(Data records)
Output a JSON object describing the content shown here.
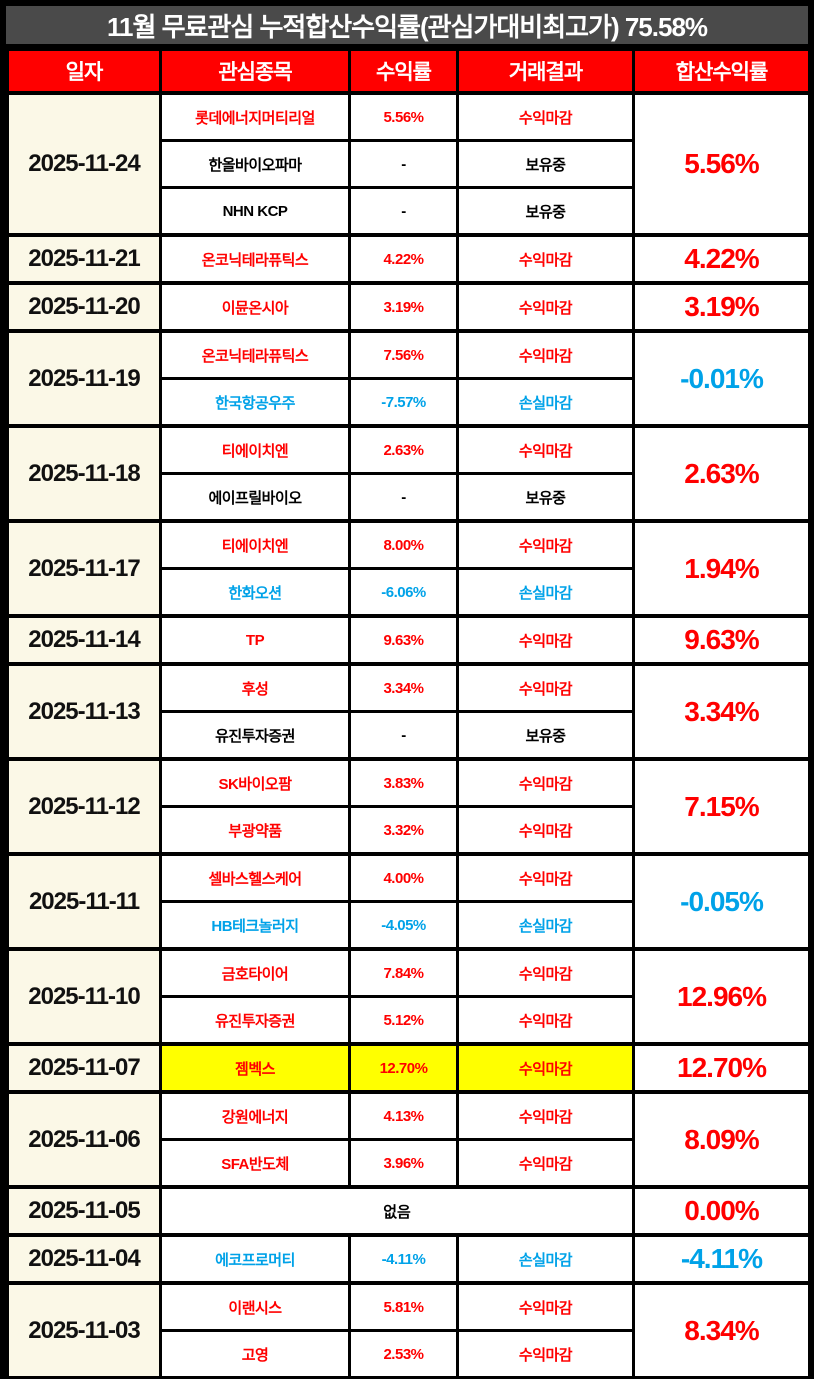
{
  "header": {
    "title": "11월 무료관심 누적합산수익률(관심가대비최고가) 75.58%",
    "cumulative_total": "75.58%"
  },
  "colors": {
    "profit_red": "#ff0000",
    "loss_blue": "#00a2e8",
    "hold_black": "#000000",
    "highlight_yellow": "#ffff00",
    "date_bg_cream": "#fbf8e7",
    "header_bg_red": "#ff0000",
    "titlebar_gray": "#4a4a4a"
  },
  "chart_data": {
    "type": "table",
    "title": "11월 무료관심 누적합산수익률(관심가대비최고가) 75.58%",
    "cumulative_total": "75.58%",
    "columns": [
      "일자",
      "관심종목",
      "수익률",
      "거래결과",
      "합산수익률"
    ],
    "groups": [
      {
        "date": "2025-11-24",
        "total": "5.56%",
        "total_tone": "profit",
        "stocks": [
          {
            "name": "롯데에너지머티리얼",
            "return": "5.56%",
            "result": "수익마감",
            "tone": "profit"
          },
          {
            "name": "한올바이오파마",
            "return": "-",
            "result": "보유중",
            "tone": "hold"
          },
          {
            "name": "NHN KCP",
            "return": "-",
            "result": "보유중",
            "tone": "hold"
          }
        ]
      },
      {
        "date": "2025-11-21",
        "total": "4.22%",
        "total_tone": "profit",
        "stocks": [
          {
            "name": "온코닉테라퓨틱스",
            "return": "4.22%",
            "result": "수익마감",
            "tone": "profit"
          }
        ]
      },
      {
        "date": "2025-11-20",
        "total": "3.19%",
        "total_tone": "profit",
        "stocks": [
          {
            "name": "이뮨온시아",
            "return": "3.19%",
            "result": "수익마감",
            "tone": "profit"
          }
        ]
      },
      {
        "date": "2025-11-19",
        "total": "-0.01%",
        "total_tone": "loss",
        "stocks": [
          {
            "name": "온코닉테라퓨틱스",
            "return": "7.56%",
            "result": "수익마감",
            "tone": "profit"
          },
          {
            "name": "한국항공우주",
            "return": "-7.57%",
            "result": "손실마감",
            "tone": "loss"
          }
        ]
      },
      {
        "date": "2025-11-18",
        "total": "2.63%",
        "total_tone": "profit",
        "stocks": [
          {
            "name": "티에이치엔",
            "return": "2.63%",
            "result": "수익마감",
            "tone": "profit"
          },
          {
            "name": "에이프릴바이오",
            "return": "-",
            "result": "보유중",
            "tone": "hold"
          }
        ]
      },
      {
        "date": "2025-11-17",
        "total": "1.94%",
        "total_tone": "profit",
        "stocks": [
          {
            "name": "티에이치엔",
            "return": "8.00%",
            "result": "수익마감",
            "tone": "profit"
          },
          {
            "name": "한화오션",
            "return": "-6.06%",
            "result": "손실마감",
            "tone": "loss"
          }
        ]
      },
      {
        "date": "2025-11-14",
        "total": "9.63%",
        "total_tone": "profit",
        "stocks": [
          {
            "name": "TP",
            "return": "9.63%",
            "result": "수익마감",
            "tone": "profit"
          }
        ]
      },
      {
        "date": "2025-11-13",
        "total": "3.34%",
        "total_tone": "profit",
        "stocks": [
          {
            "name": "후성",
            "return": "3.34%",
            "result": "수익마감",
            "tone": "profit"
          },
          {
            "name": "유진투자증권",
            "return": "-",
            "result": "보유중",
            "tone": "hold"
          }
        ]
      },
      {
        "date": "2025-11-12",
        "total": "7.15%",
        "total_tone": "profit",
        "stocks": [
          {
            "name": "SK바이오팜",
            "return": "3.83%",
            "result": "수익마감",
            "tone": "profit"
          },
          {
            "name": "부광약품",
            "return": "3.32%",
            "result": "수익마감",
            "tone": "profit"
          }
        ]
      },
      {
        "date": "2025-11-11",
        "total": "-0.05%",
        "total_tone": "loss",
        "stocks": [
          {
            "name": "셀바스헬스케어",
            "return": "4.00%",
            "result": "수익마감",
            "tone": "profit"
          },
          {
            "name": "HB테크놀러지",
            "return": "-4.05%",
            "result": "손실마감",
            "tone": "loss"
          }
        ]
      },
      {
        "date": "2025-11-10",
        "total": "12.96%",
        "total_tone": "profit",
        "stocks": [
          {
            "name": "금호타이어",
            "return": "7.84%",
            "result": "수익마감",
            "tone": "profit"
          },
          {
            "name": "유진투자증권",
            "return": "5.12%",
            "result": "수익마감",
            "tone": "profit"
          }
        ]
      },
      {
        "date": "2025-11-07",
        "total": "12.70%",
        "total_tone": "profit",
        "stocks": [
          {
            "name": "젬벡스",
            "return": "12.70%",
            "result": "수익마감",
            "tone": "profit",
            "highlight": true
          }
        ]
      },
      {
        "date": "2025-11-06",
        "total": "8.09%",
        "total_tone": "profit",
        "stocks": [
          {
            "name": "강원에너지",
            "return": "4.13%",
            "result": "수익마감",
            "tone": "profit"
          },
          {
            "name": "SFA반도체",
            "return": "3.96%",
            "result": "수익마감",
            "tone": "profit"
          }
        ]
      },
      {
        "date": "2025-11-05",
        "total": "0.00%",
        "total_tone": "profit",
        "empty_label": "없음",
        "stocks": []
      },
      {
        "date": "2025-11-04",
        "total": "-4.11%",
        "total_tone": "loss",
        "stocks": [
          {
            "name": "에코프로머티",
            "return": "-4.11%",
            "result": "손실마감",
            "tone": "loss"
          }
        ]
      },
      {
        "date": "2025-11-03",
        "total": "8.34%",
        "total_tone": "profit",
        "stocks": [
          {
            "name": "이랜시스",
            "return": "5.81%",
            "result": "수익마감",
            "tone": "profit"
          },
          {
            "name": "고영",
            "return": "2.53%",
            "result": "수익마감",
            "tone": "profit"
          }
        ]
      }
    ]
  }
}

• _PROBLEM_:
Quote the records above in full, dropping each picture.

• _SOLUTION FOR THIS TASK_:
Output a JSON object describing the content shown here.
{
  "header": {
    "title": "11월 무료관심 누적합산수익률(관심가대비최고가) 75.58%",
    "cumulative_total": "75.58%"
  },
  "colors": {
    "profit_red": "#ff0000",
    "loss_blue": "#00a2e8",
    "hold_black": "#000000",
    "highlight_yellow": "#ffff00",
    "date_bg_cream": "#fbf8e7",
    "header_bg_red": "#ff0000",
    "titlebar_gray": "#4a4a4a"
  },
  "chart_data": {
    "type": "table",
    "title": "11월 무료관심 누적합산수익률(관심가대비최고가) 75.58%",
    "cumulative_total": "75.58%",
    "columns": [
      "일자",
      "관심종목",
      "수익률",
      "거래결과",
      "합산수익률"
    ],
    "groups": [
      {
        "date": "2025-11-24",
        "total": "5.56%",
        "total_tone": "profit",
        "stocks": [
          {
            "name": "롯데에너지머티리얼",
            "return": "5.56%",
            "result": "수익마감",
            "tone": "profit"
          },
          {
            "name": "한올바이오파마",
            "return": "-",
            "result": "보유중",
            "tone": "hold"
          },
          {
            "name": "NHN KCP",
            "return": "-",
            "result": "보유중",
            "tone": "hold"
          }
        ]
      },
      {
        "date": "2025-11-21",
        "total": "4.22%",
        "total_tone": "profit",
        "stocks": [
          {
            "name": "온코닉테라퓨틱스",
            "return": "4.22%",
            "result": "수익마감",
            "tone": "profit"
          }
        ]
      },
      {
        "date": "2025-11-20",
        "total": "3.19%",
        "total_tone": "profit",
        "stocks": [
          {
            "name": "이뮨온시아",
            "return": "3.19%",
            "result": "수익마감",
            "tone": "profit"
          }
        ]
      },
      {
        "date": "2025-11-19",
        "total": "-0.01%",
        "total_tone": "loss",
        "stocks": [
          {
            "name": "온코닉테라퓨틱스",
            "return": "7.56%",
            "result": "수익마감",
            "tone": "profit"
          },
          {
            "name": "한국항공우주",
            "return": "-7.57%",
            "result": "손실마감",
            "tone": "loss"
          }
        ]
      },
      {
        "date": "2025-11-18",
        "total": "2.63%",
        "total_tone": "profit",
        "stocks": [
          {
            "name": "티에이치엔",
            "return": "2.63%",
            "result": "수익마감",
            "tone": "profit"
          },
          {
            "name": "에이프릴바이오",
            "return": "-",
            "result": "보유중",
            "tone": "hold"
          }
        ]
      },
      {
        "date": "2025-11-17",
        "total": "1.94%",
        "total_tone": "profit",
        "stocks": [
          {
            "name": "티에이치엔",
            "return": "8.00%",
            "result": "수익마감",
            "tone": "profit"
          },
          {
            "name": "한화오션",
            "return": "-6.06%",
            "result": "손실마감",
            "tone": "loss"
          }
        ]
      },
      {
        "date": "2025-11-14",
        "total": "9.63%",
        "total_tone": "profit",
        "stocks": [
          {
            "name": "TP",
            "return": "9.63%",
            "result": "수익마감",
            "tone": "profit"
          }
        ]
      },
      {
        "date": "2025-11-13",
        "total": "3.34%",
        "total_tone": "profit",
        "stocks": [
          {
            "name": "후성",
            "return": "3.34%",
            "result": "수익마감",
            "tone": "profit"
          },
          {
            "name": "유진투자증권",
            "return": "-",
            "result": "보유중",
            "tone": "hold"
          }
        ]
      },
      {
        "date": "2025-11-12",
        "total": "7.15%",
        "total_tone": "profit",
        "stocks": [
          {
            "name": "SK바이오팜",
            "return": "3.83%",
            "result": "수익마감",
            "tone": "profit"
          },
          {
            "name": "부광약품",
            "return": "3.32%",
            "result": "수익마감",
            "tone": "profit"
          }
        ]
      },
      {
        "date": "2025-11-11",
        "total": "-0.05%",
        "total_tone": "loss",
        "stocks": [
          {
            "name": "셀바스헬스케어",
            "return": "4.00%",
            "result": "수익마감",
            "tone": "profit"
          },
          {
            "name": "HB테크놀러지",
            "return": "-4.05%",
            "result": "손실마감",
            "tone": "loss"
          }
        ]
      },
      {
        "date": "2025-11-10",
        "total": "12.96%",
        "total_tone": "profit",
        "stocks": [
          {
            "name": "금호타이어",
            "return": "7.84%",
            "result": "수익마감",
            "tone": "profit"
          },
          {
            "name": "유진투자증권",
            "return": "5.12%",
            "result": "수익마감",
            "tone": "profit"
          }
        ]
      },
      {
        "date": "2025-11-07",
        "total": "12.70%",
        "total_tone": "profit",
        "stocks": [
          {
            "name": "젬벡스",
            "return": "12.70%",
            "result": "수익마감",
            "tone": "profit",
            "highlight": true
          }
        ]
      },
      {
        "date": "2025-11-06",
        "total": "8.09%",
        "total_tone": "profit",
        "stocks": [
          {
            "name": "강원에너지",
            "return": "4.13%",
            "result": "수익마감",
            "tone": "profit"
          },
          {
            "name": "SFA반도체",
            "return": "3.96%",
            "result": "수익마감",
            "tone": "profit"
          }
        ]
      },
      {
        "date": "2025-11-05",
        "total": "0.00%",
        "total_tone": "profit",
        "empty_label": "없음",
        "stocks": []
      },
      {
        "date": "2025-11-04",
        "total": "-4.11%",
        "total_tone": "loss",
        "stocks": [
          {
            "name": "에코프로머티",
            "return": "-4.11%",
            "result": "손실마감",
            "tone": "loss"
          }
        ]
      },
      {
        "date": "2025-11-03",
        "total": "8.34%",
        "total_tone": "profit",
        "stocks": [
          {
            "name": "이랜시스",
            "return": "5.81%",
            "result": "수익마감",
            "tone": "profit"
          },
          {
            "name": "고영",
            "return": "2.53%",
            "result": "수익마감",
            "tone": "profit"
          }
        ]
      }
    ]
  }
}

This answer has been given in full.